─── GIVEN DATA ───

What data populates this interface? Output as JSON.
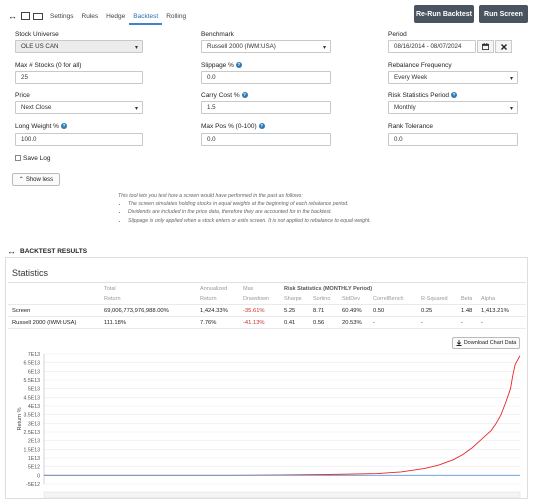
{
  "tabs": [
    {
      "label": "Settings",
      "active": false
    },
    {
      "label": "Rules",
      "active": false
    },
    {
      "label": "Hedge",
      "active": false
    },
    {
      "label": "Backtest",
      "active": true
    },
    {
      "label": "Rolling",
      "active": false
    }
  ],
  "buttons": {
    "rerun": "Re-Run Backtest",
    "run": "Run Screen",
    "show_less": "Show less",
    "download": "Download Chart Data"
  },
  "form": {
    "stock_universe": {
      "label": "Stock Universe",
      "value": "OLE US CAN"
    },
    "benchmark": {
      "label": "Benchmark",
      "value": "Russell 2000 (IWM:USA)"
    },
    "period": {
      "label": "Period",
      "value": "08/16/2014 - 08/07/2024"
    },
    "max_stocks": {
      "label": "Max # Stocks (0 for all)",
      "value": "25"
    },
    "slippage": {
      "label": "Slippage %",
      "value": "0.0"
    },
    "rebalance_freq": {
      "label": "Rebalance Frequency",
      "value": "Every Week"
    },
    "price": {
      "label": "Price",
      "value": "Next Close"
    },
    "carry_cost": {
      "label": "Carry Cost %",
      "value": "1.5"
    },
    "risk_period": {
      "label": "Risk Statistics Period",
      "value": "Monthly"
    },
    "long_weight": {
      "label": "Long Weight %",
      "value": "100.0"
    },
    "max_pos": {
      "label": "Max Pos % (0-100)",
      "value": "0.0"
    },
    "rank_tolerance": {
      "label": "Rank Tolerance",
      "value": "0.0"
    },
    "save_log": {
      "label": "Save Log",
      "checked": false
    }
  },
  "info": {
    "intro": "This tool lets you test how a screen would have performed in the past as follows:",
    "bullets": [
      "The screen simulates holding stocks in equal weights at the beginning of each rebalance period.",
      "Dividends are included in the price data, therefore they are accounted for in the backtest.",
      "Slippage is only applied when a stock enters or exits screen. It is not applied to rebalance to equal weight."
    ]
  },
  "results": {
    "section_title": "BACKTEST RESULTS",
    "stats_title": "Statistics",
    "headers": {
      "total_1": "Total",
      "total_2": "Return",
      "ann_1": "Annualized",
      "ann_2": "Return",
      "max_1": "Max",
      "max_2": "Drawdown",
      "risk_group": "Risk Statistics (MONTHLY Period)",
      "sharpe": "Sharpe",
      "sortino": "Sortino",
      "stddev": "StdDev",
      "correl": "CorrelBench",
      "rsq": "R-Squared",
      "beta": "Beta",
      "alpha": "Alpha"
    },
    "rows": [
      {
        "name": "Screen",
        "total": "69,006,773,976,988.00%",
        "annualized": "1,424.33%",
        "drawdown": "-35.61%",
        "sharpe": "5.25",
        "sortino": "8.71",
        "stddev": "60.49%",
        "correl": "0.50",
        "rsq": "0.25",
        "beta": "1.48",
        "alpha": "1,413.21%"
      },
      {
        "name": "Russell 2000 (IWM:USA)",
        "total": "111.18%",
        "annualized": "7.76%",
        "drawdown": "-41.13%",
        "sharpe": "0.41",
        "sortino": "0.56",
        "stddev": "20.53%",
        "correl": "-",
        "rsq": "-",
        "beta": "-",
        "alpha": "-"
      }
    ]
  },
  "chart_data": {
    "type": "line",
    "title": "",
    "xlabel": "",
    "ylabel": "Return %",
    "y_tick_labels": [
      "7E13",
      "6.5E13",
      "6E13",
      "5.5E13",
      "5E13",
      "4.5E13",
      "4E13",
      "3.5E13",
      "3E13",
      "2.5E13",
      "2E13",
      "1.5E13",
      "1E13",
      "5E12",
      "0",
      "-5E12"
    ],
    "ylim": [
      -5000000000000.0,
      70000000000000.0
    ],
    "x": [
      0.0,
      0.1,
      0.2,
      0.3,
      0.4,
      0.5,
      0.6,
      0.7,
      0.75,
      0.8,
      0.83,
      0.86,
      0.88,
      0.9,
      0.92,
      0.94,
      0.95,
      0.96,
      0.97,
      0.98,
      0.985,
      0.99,
      1.0
    ],
    "series": [
      {
        "name": "Screen",
        "color": "#e8272a",
        "values": [
          0,
          0,
          0,
          0,
          0,
          200000000000.0,
          500000000000.0,
          1000000000000.0,
          2000000000000.0,
          4000000000000.0,
          6000000000000.0,
          9000000000000.0,
          12000000000000.0,
          16000000000000.0,
          21000000000000.0,
          26000000000000.0,
          30000000000000.0,
          35000000000000.0,
          42000000000000.0,
          50000000000000.0,
          58000000000000.0,
          64000000000000.0,
          69000000000000.0
        ]
      },
      {
        "name": "Russell 2000 (IWM:USA)",
        "color": "#5b9bd5",
        "values": [
          0,
          0,
          0,
          0,
          0,
          0,
          0,
          0,
          0,
          0,
          0,
          0,
          0,
          0,
          0,
          0,
          0,
          0,
          0,
          0,
          0,
          0,
          0
        ]
      }
    ]
  }
}
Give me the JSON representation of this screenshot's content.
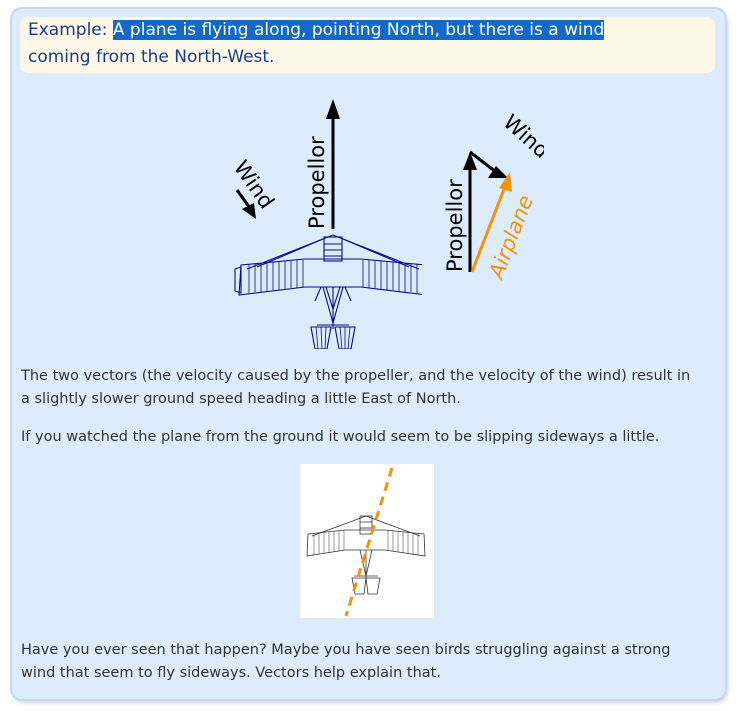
{
  "example": {
    "label": "Example:",
    "highlighted_text": "A plane is flying along, pointing North, but there is a wind",
    "continued_text": "coming from the North-West."
  },
  "diagram": {
    "wind_label": "Wind",
    "propellor_label": "Propellor",
    "airplane_label": "Airplane",
    "colors": {
      "plane": "#0a0a8c",
      "airplane_vector": "#f0930f",
      "arrow": "#000000"
    }
  },
  "paragraphs": {
    "p1_line1": "The two vectors (the velocity caused by the propeller, and the velocity of the wind) result in",
    "p1_line2": "a slightly slower ground speed heading a little East of North.",
    "p2": "If you watched the plane from the ground it would seem to be slipping sideways a little.",
    "p3_line1": "Have you ever seen that happen? Maybe you have seen birds struggling against a strong",
    "p3_line2": "wind that seem to fly sideways. Vectors help explain that."
  }
}
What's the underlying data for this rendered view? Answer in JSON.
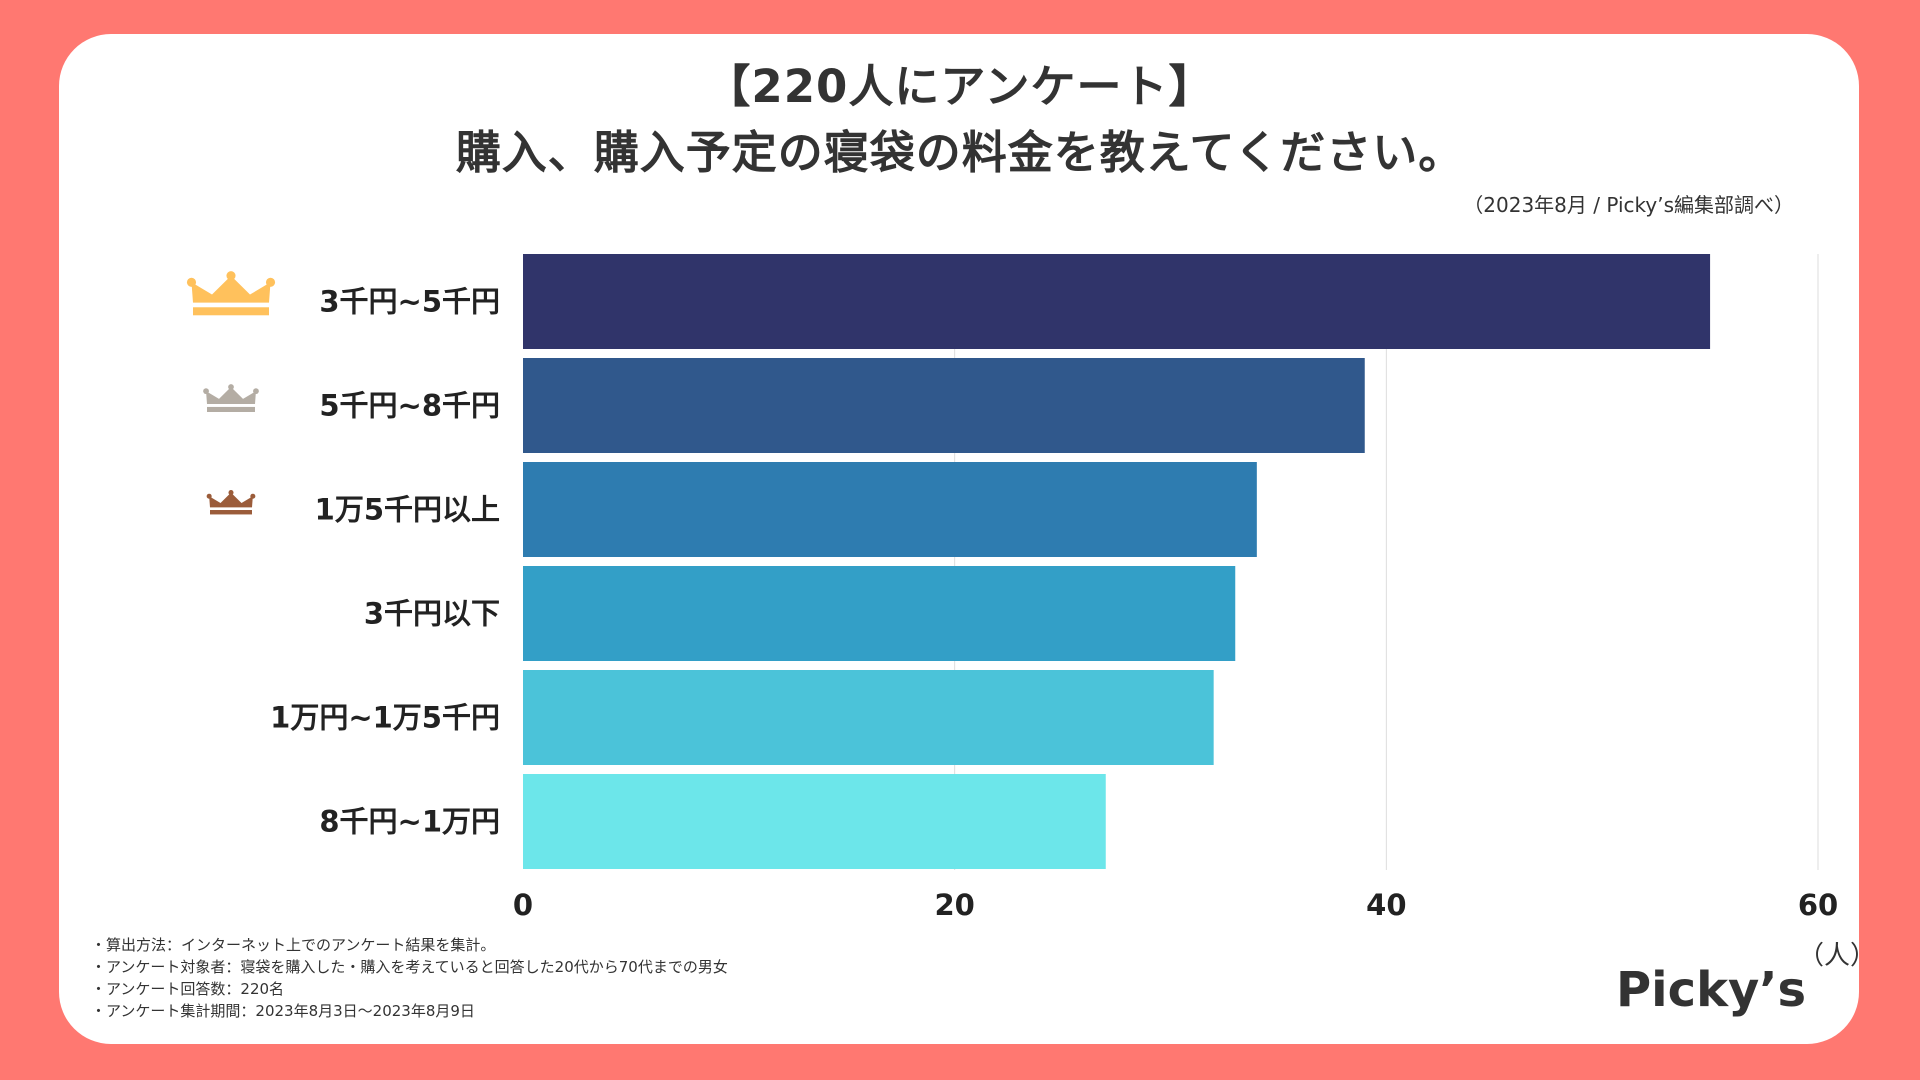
{
  "header": {
    "title_line1": "【220人にアンケート】",
    "title_line2": "購入、購入予定の寝袋の料金を教えてください。",
    "source": "（2023年8月 / Picky’s編集部調べ）"
  },
  "chart_data": {
    "type": "bar",
    "orientation": "horizontal",
    "categories": [
      "3千円~5千円",
      "5千円~8千円",
      "1万5千円以上",
      "3千円以下",
      "1万円~1万5千円",
      "8千円~1万円"
    ],
    "values": [
      55,
      39,
      34,
      33,
      32,
      27
    ],
    "bar_colors": [
      "#30346a",
      "#30588c",
      "#2e7cb0",
      "#339fc7",
      "#4bc3d9",
      "#6ce6ea"
    ],
    "rank_icons": [
      "crown-gold-icon",
      "crown-silver-icon",
      "crown-bronze-icon"
    ],
    "rank_colors": [
      "#ffc15c",
      "#b4ada4",
      "#9b5c3a"
    ],
    "xlim": [
      0,
      60
    ],
    "xticks": [
      0,
      20,
      40,
      60
    ],
    "xlabel": "（人）",
    "grid": true
  },
  "notes": [
    "・算出方法：インターネット上でのアンケート結果を集計。",
    "・アンケート対象者：寝袋を購入した・購入を考えていると回答した20代から70代までの男女",
    "・アンケート回答数：220名",
    "・アンケート集計期間：2023年8月3日〜2023年8月9日"
  ],
  "brand": "Picky’s",
  "colors": {
    "background": "#ff7871",
    "card": "#ffffff",
    "text": "#333333"
  }
}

───

▸ STATED EXERCISE
Using the material above, copy every line in which the string "stddev" occurs.

▸ EXERCISE ANSWER
      "stddev": "StdDev",
        "stddev": "60.49%",
        "stddev": "20.53%",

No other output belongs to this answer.